-- What you need to do --
Reproduce all records exactly.

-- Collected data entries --
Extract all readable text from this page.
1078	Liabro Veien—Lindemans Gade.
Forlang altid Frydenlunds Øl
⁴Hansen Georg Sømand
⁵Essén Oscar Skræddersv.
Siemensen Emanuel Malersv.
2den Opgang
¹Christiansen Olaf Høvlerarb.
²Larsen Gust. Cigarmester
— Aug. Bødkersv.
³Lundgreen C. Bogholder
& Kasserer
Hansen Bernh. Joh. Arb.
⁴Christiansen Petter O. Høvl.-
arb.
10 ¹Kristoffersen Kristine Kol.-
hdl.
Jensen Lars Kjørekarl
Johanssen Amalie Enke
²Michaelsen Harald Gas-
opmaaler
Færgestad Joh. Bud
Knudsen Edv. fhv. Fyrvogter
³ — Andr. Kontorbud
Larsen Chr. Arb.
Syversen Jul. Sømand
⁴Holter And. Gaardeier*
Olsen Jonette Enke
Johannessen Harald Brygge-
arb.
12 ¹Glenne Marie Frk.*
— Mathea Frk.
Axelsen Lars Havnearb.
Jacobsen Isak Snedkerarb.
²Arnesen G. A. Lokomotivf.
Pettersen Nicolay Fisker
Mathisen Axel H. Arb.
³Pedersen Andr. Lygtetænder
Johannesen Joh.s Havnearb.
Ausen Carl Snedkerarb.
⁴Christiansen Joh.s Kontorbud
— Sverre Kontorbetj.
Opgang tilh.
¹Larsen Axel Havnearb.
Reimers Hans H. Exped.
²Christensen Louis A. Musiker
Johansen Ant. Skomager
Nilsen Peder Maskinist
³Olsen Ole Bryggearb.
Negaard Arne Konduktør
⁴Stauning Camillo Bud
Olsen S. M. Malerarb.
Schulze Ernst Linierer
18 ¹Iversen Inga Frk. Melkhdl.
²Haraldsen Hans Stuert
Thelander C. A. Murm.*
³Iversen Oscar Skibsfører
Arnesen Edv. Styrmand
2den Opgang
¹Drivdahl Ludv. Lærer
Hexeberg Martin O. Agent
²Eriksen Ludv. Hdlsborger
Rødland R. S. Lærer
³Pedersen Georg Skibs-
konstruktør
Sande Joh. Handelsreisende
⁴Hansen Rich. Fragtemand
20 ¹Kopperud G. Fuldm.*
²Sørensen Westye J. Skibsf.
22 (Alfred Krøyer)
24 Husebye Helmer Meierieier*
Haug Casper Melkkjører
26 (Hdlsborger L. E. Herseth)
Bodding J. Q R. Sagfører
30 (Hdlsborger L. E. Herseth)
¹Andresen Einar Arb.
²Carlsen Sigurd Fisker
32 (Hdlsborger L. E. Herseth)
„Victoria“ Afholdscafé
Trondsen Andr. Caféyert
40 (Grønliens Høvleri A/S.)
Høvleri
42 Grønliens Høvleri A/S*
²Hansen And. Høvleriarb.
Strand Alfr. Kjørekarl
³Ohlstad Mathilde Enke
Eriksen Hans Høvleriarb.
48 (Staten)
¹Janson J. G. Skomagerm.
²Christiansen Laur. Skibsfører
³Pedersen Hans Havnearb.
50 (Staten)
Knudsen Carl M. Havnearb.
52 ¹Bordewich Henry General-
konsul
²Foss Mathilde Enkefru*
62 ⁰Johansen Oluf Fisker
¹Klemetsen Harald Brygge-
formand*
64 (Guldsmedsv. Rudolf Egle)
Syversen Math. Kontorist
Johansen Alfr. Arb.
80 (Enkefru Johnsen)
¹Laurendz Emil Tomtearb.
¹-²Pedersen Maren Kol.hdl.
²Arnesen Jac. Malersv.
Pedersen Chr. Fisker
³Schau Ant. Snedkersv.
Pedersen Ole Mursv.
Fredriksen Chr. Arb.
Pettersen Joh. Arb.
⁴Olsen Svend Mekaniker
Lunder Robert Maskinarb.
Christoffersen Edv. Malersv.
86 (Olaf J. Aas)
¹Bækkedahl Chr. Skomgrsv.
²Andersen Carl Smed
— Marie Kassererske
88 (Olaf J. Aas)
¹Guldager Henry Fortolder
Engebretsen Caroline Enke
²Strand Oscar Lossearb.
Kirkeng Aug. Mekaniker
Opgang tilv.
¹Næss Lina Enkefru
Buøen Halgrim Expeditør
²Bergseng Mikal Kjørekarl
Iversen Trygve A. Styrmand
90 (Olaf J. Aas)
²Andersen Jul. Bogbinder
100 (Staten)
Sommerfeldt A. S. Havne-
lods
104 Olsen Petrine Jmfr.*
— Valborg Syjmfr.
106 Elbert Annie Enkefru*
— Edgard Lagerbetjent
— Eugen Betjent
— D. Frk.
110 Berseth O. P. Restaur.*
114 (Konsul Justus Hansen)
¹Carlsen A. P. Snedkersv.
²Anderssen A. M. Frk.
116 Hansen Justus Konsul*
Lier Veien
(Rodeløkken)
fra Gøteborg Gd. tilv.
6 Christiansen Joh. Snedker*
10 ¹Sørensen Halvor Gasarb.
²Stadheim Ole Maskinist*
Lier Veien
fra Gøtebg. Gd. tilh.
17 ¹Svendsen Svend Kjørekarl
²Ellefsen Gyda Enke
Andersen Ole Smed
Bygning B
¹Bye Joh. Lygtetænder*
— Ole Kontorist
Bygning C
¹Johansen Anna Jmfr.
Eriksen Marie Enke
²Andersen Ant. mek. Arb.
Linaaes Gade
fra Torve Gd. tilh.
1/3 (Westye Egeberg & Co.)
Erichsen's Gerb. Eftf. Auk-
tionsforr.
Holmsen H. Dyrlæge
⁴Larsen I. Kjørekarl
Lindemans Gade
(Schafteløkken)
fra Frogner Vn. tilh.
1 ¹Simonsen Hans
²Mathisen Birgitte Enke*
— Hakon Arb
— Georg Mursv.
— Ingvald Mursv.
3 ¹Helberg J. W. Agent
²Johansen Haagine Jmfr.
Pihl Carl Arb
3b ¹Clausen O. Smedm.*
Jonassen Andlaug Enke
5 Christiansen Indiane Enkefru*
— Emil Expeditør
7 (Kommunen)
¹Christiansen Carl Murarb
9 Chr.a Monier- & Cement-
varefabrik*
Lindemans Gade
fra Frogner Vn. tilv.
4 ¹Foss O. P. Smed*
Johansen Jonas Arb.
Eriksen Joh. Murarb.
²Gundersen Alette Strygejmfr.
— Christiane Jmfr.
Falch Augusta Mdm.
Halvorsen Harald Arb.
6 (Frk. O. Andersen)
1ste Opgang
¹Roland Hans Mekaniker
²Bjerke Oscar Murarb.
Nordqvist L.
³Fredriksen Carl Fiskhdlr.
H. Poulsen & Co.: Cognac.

-- Reply --
Extract all readable text from this page.
1078	Liabro Veien—Lindemans Gade.
Forlang altid Frydenlunds Øl
⁴Hansen Georg Sømand
⁵Essén Oscar Skræddersv.
Siemensen Emanuel Malersv.
2den Opgang
¹Christiansen Olaf Høvlerarb.
²Larsen Gust. Cigarmester
— Aug. Bødkersv.
³Lundgreen C. Bogholder
& Kasserer
Hansen Bernh. Joh. Arb.
⁴Christiansen Petter O. Høvl.-
arb.
10 ¹Kristoffersen Kristine Kol.-
hdl.
Jensen Lars Kjørekarl
Johanssen Amalie Enke
²Michaelsen Harald Gas-
opmaaler
Færgestad Joh. Bud
Knudsen Edv. fhv. Fyrvogter
³ — Andr. Kontorbud
Larsen Chr. Arb.
Syversen Jul. Sømand
⁴Holter And. Gaardeier*
Olsen Jonette Enke
Johannessen Harald Brygge-
arb.
12 ¹Glenne Marie Frk.*
— Mathea Frk.
Axelsen Lars Havnearb.
Jacobsen Isak Snedkerarb.
²Arnesen G. A. Lokomotivf.
Pettersen Nicolay Fisker
Mathisen Axel H. Arb.
³Pedersen Andr. Lygtetænder
Johannesen Joh.s Havnearb.
Ausen Carl Snedkerarb.
⁴Christiansen Joh.s Kontorbud
— Sverre Kontorbetj.
Opgang tilh.
¹Larsen Axel Havnearb.
Reimers Hans H. Exped.
²Christensen Louis A. Musiker
Johansen Ant. Skomager
Nilsen Peder Maskinist
³Olsen Ole Bryggearb.
Negaard Arne Konduktør
⁴Stauning Camillo Bud
Olsen S. M. Malerarb.
Schulze Ernst Linierer
18 ¹Iversen Inga Frk. Melkhdl.
²Haraldsen Hans Stuert
Thelander C. A. Murm.*
³Iversen Oscar Skibsfører
Arnesen Edv. Styrmand
2den Opgang
¹Drivdahl Ludv. Lærer
Hexeberg Martin O. Agent
²Eriksen Ludv. Hdlsborger
Rødland R. S. Lærer
³Pedersen Georg Skibs-
konstruktør
Sande Joh. Handelsreisende
⁴Hansen Rich. Fragtemand
20 ¹Kopperud G. Fuldm.*
²Sørensen Westye J. Skibsf.
22 (Alfred Krøyer)
24 Husebye Helmer Meierieier*
Haug Casper Melkkjører
26 (Hdlsborger L. E. Herseth)
Bodding J. Q R. Sagfører
30 (Hdlsborger L. E. Herseth)
¹Andresen Einar Arb.
²Carlsen Sigurd Fisker
32 (Hdlsborger L. E. Herseth)
„Victoria“ Afholdscafé
Trondsen Andr. Caféyert
40 (Grønliens Høvleri A/S.)
Høvleri
42 Grønliens Høvleri A/S*
²Hansen And. Høvleriarb.
Strand Alfr. Kjørekarl
³Ohlstad Mathilde Enke
Eriksen Hans Høvleriarb.
48 (Staten)
¹Janson J. G. Skomagerm.
²Christiansen Laur. Skibsfører
³Pedersen Hans Havnearb.
50 (Staten)
Knudsen Carl M. Havnearb.
52 ¹Bordewich Henry General-
konsul
²Foss Mathilde Enkefru*
62 ⁰Johansen Oluf Fisker
¹Klemetsen Harald Brygge-
formand*
64 (Guldsmedsv. Rudolf Egle)
Syversen Math. Kontorist
Johansen Alfr. Arb.
80 (Enkefru Johnsen)
¹Laurendz Emil Tomtearb.
¹-²Pedersen Maren Kol.hdl.
²Arnesen Jac. Malersv.
Pedersen Chr. Fisker
³Schau Ant. Snedkersv.
Pedersen Ole Mursv.
Fredriksen Chr. Arb.
Pettersen Joh. Arb.
⁴Olsen Svend Mekaniker
Lunder Robert Maskinarb.
Christoffersen Edv. Malersv.
86 (Olaf J. Aas)
¹Bækkedahl Chr. Skomgrsv.
²Andersen Carl Smed
— Marie Kassererske
88 (Olaf J. Aas)
¹Guldager Henry Fortolder
Engebretsen Caroline Enke
²Strand Oscar Lossearb.
Kirkeng Aug. Mekaniker
Opgang tilv.
¹Næss Lina Enkefru
Buøen Halgrim Expeditør
²Bergseng Mikal Kjørekarl
Iversen Trygve A. Styrmand
90 (Olaf J. Aas)
²Andersen Jul. Bogbinder
100 (Staten)
Sommerfeldt A. S. Havne-
lods
104 Olsen Petrine Jmfr.*
— Valborg Syjmfr.
106 Elbert Annie Enkefru*
— Edgard Lagerbetjent
— Eugen Betjent
— D. Frk.
110 Berseth O. P. Restaur.*
114 (Konsul Justus Hansen)
¹Carlsen A. P. Snedkersv.
²Anderssen A. M. Frk.
116 Hansen Justus Konsul*
Lier Veien
(Rodeløkken)
fra Gøteborg Gd. tilv.
6 Christiansen Joh. Snedker*
10 ¹Sørensen Halvor Gasarb.
²Stadheim Ole Maskinist*
Lier Veien
fra Gøtebg. Gd. tilh.
17 ¹Svendsen Svend Kjørekarl
²Ellefsen Gyda Enke
Andersen Ole Smed
Bygning B
¹Bye Joh. Lygtetænder*
— Ole Kontorist
Bygning C
¹Johansen Anna Jmfr.
Eriksen Marie Enke
²Andersen Ant. mek. Arb.
Linaaes Gade
fra Torve Gd. tilh.
1/3 (Westye Egeberg & Co.)
Erichsen's Gerb. Eftf. Auk-
tionsforr.
Holmsen H. Dyrlæge
⁴Larsen I. Kjørekarl
Lindemans Gade
(Schafteløkken)
fra Frogner Vn. tilh.
1 ¹Simonsen Hans
²Mathisen Birgitte Enke*
— Hakon Arb
— Georg Mursv.
— Ingvald Mursv.
3 ¹Helberg J. W. Agent
²Johansen Haagine Jmfr.
Pihl Carl Arb
3b ¹Clausen O. Smedm.*
Jonassen Andlaug Enke
5 Christiansen Indiane Enkefru*
— Emil Expeditør
7 (Kommunen)
¹Christiansen Carl Murarb
9 Chr.a Monier- & Cement-
varefabrik*
Lindemans Gade
fra Frogner Vn. tilv.
4 ¹Foss O. P. Smed*
Johansen Jonas Arb.
Eriksen Joh. Murarb.
²Gundersen Alette Strygejmfr.
— Christiane Jmfr.
Falch Augusta Mdm.
Halvorsen Harald Arb.
6 (Frk. O. Andersen)
1ste Opgang
¹Roland Hans Mekaniker
²Bjerke Oscar Murarb.
Nordqvist L.
³Fredriksen Carl Fiskhdlr.
H. Poulsen & Co.: Cognac.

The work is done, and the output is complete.